> RECORDS SHOWN:
——————————

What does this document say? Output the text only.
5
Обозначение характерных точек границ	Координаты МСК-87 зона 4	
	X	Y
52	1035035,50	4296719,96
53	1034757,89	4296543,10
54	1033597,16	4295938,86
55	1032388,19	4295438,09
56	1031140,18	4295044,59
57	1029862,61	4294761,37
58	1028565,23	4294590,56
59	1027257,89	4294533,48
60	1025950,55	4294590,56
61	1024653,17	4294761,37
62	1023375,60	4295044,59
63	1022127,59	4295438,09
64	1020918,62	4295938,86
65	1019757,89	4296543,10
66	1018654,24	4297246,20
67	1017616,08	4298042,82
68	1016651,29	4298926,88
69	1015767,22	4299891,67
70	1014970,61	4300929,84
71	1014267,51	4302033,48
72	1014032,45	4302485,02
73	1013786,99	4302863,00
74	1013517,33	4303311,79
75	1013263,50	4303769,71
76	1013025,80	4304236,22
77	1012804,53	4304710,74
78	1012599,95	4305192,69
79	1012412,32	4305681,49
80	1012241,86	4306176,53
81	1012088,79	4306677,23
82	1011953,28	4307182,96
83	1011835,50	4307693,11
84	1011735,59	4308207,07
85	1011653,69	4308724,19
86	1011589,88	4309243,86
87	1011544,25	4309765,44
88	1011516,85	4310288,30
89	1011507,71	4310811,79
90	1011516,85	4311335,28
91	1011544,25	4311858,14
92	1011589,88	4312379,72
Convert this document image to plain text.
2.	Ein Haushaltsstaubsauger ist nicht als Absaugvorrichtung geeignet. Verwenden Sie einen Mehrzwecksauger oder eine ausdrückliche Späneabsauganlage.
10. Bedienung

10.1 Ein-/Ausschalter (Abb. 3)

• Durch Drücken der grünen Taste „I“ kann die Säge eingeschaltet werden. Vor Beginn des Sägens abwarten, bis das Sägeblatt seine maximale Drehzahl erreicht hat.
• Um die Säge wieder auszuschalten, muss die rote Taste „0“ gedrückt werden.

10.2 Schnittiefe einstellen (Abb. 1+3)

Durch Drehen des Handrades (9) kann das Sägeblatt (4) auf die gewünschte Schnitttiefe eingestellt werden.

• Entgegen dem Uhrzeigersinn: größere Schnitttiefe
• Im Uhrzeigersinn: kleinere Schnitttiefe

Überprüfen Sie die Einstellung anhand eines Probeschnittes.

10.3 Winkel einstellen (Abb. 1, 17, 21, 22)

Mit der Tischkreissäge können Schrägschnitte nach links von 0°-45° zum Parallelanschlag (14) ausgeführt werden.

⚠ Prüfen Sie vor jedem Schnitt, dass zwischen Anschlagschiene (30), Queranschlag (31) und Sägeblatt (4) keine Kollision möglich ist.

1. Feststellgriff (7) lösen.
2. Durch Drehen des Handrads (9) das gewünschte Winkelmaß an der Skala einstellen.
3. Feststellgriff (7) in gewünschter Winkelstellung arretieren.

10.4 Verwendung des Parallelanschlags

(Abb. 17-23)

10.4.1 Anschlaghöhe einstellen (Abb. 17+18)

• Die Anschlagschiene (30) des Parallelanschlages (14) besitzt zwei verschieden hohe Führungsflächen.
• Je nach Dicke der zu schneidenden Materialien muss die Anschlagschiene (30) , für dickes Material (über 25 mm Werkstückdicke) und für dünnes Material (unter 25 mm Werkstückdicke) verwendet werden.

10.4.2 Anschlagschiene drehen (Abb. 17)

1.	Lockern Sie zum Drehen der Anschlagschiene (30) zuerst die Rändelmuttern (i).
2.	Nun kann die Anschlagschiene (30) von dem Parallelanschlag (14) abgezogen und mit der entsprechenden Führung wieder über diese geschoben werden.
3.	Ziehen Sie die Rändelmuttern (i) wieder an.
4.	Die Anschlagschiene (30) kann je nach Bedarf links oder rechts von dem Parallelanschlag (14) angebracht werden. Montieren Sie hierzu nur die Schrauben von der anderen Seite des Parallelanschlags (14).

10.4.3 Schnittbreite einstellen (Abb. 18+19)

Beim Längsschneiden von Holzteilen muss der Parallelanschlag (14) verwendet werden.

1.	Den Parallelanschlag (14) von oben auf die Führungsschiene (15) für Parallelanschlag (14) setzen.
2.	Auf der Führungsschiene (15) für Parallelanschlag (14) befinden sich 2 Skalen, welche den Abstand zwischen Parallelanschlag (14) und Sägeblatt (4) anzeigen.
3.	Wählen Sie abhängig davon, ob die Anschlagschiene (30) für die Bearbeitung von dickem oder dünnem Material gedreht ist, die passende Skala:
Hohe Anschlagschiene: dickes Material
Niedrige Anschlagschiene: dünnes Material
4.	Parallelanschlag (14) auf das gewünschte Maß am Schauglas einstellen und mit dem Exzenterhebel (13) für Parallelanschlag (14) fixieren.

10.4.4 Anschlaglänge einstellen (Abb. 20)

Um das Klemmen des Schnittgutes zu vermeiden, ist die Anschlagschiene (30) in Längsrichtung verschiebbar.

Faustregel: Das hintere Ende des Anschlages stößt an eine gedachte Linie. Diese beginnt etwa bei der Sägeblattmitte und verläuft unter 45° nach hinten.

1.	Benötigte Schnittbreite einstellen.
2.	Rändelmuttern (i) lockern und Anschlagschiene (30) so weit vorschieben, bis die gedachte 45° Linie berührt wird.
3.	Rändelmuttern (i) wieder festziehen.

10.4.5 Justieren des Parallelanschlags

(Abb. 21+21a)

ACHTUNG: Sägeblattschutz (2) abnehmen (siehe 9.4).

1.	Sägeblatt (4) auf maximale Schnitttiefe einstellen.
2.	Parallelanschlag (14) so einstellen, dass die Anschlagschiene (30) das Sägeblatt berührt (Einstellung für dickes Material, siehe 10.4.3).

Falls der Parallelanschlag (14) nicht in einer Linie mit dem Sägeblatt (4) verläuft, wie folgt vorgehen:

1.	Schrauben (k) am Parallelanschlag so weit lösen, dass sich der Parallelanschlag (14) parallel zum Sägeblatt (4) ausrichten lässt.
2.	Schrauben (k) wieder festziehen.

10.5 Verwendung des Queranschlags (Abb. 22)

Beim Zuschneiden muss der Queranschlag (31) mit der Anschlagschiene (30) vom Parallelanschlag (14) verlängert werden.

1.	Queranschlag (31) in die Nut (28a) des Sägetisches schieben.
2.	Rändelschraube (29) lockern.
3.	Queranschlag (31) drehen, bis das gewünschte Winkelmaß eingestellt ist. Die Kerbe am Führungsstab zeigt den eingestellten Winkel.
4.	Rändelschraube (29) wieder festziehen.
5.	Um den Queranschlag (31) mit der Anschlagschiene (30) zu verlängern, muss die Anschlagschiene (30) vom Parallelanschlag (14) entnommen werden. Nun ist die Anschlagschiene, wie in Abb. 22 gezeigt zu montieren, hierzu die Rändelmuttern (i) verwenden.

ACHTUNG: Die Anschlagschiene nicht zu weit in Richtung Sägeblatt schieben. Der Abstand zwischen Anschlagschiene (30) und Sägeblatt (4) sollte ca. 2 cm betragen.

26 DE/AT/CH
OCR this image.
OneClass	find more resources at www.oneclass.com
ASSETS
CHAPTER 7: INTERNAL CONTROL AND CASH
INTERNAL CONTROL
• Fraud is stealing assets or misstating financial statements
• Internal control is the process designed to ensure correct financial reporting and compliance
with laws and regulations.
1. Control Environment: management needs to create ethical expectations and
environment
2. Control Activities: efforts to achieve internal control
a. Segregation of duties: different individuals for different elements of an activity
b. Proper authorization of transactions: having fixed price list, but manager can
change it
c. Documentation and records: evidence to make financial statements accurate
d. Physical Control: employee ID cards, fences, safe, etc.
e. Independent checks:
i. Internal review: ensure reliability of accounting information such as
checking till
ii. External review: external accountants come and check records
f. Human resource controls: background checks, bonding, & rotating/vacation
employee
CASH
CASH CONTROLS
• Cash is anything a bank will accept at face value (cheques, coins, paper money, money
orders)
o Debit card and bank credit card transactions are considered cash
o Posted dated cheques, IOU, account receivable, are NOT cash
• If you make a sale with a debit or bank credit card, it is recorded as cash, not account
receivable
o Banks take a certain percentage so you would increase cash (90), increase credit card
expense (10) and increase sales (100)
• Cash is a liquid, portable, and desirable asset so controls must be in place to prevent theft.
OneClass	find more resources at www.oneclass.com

——————————

Pull out every line in the material above where "Winkelmaß" occurs.

2. Durch Drehen des Handrads (9) das gewünschte Winkelmaß an der Skala einstellen.
3.	Queranschlag (31) drehen, bis das gewünschte Winkelmaß eingestellt ist. Die Kerbe am Führungsstab zeigt den eingestellten Winkel.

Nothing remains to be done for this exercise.